▸ Job: Reproduce each line from the records that holds "icon".

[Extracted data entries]
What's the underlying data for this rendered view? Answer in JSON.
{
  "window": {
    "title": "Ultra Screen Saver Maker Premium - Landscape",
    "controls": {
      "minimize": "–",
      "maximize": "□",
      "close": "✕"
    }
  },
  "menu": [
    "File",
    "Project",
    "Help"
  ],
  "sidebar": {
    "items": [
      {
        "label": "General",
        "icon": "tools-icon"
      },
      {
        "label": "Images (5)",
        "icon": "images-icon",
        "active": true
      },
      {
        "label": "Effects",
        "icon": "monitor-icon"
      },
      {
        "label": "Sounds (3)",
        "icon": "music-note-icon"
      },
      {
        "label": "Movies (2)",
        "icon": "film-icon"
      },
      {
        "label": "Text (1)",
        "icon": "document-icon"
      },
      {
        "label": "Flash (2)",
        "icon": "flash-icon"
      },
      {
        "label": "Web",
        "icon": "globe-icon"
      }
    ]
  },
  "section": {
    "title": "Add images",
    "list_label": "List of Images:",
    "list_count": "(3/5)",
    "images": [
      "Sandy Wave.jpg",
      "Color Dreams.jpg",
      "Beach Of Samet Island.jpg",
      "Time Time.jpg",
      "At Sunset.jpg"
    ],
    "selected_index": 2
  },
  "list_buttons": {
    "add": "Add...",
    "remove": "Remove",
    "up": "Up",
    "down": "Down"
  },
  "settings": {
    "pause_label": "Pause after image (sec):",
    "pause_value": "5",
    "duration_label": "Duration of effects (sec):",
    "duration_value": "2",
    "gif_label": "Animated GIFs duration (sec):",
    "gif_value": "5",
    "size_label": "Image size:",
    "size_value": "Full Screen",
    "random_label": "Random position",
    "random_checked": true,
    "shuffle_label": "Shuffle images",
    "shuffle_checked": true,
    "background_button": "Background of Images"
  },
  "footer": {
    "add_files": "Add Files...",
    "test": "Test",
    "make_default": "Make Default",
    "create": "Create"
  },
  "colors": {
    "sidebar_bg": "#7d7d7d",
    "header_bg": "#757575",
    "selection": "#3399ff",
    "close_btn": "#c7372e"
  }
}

▸ Full answer:
        "icon": "tools-icon"
        "icon": "images-icon",
        "icon": "monitor-icon"
        "icon": "music-note-icon"
        "icon": "film-icon"
        "icon": "document-icon"
        "icon": "flash-icon"
        "icon": "globe-icon"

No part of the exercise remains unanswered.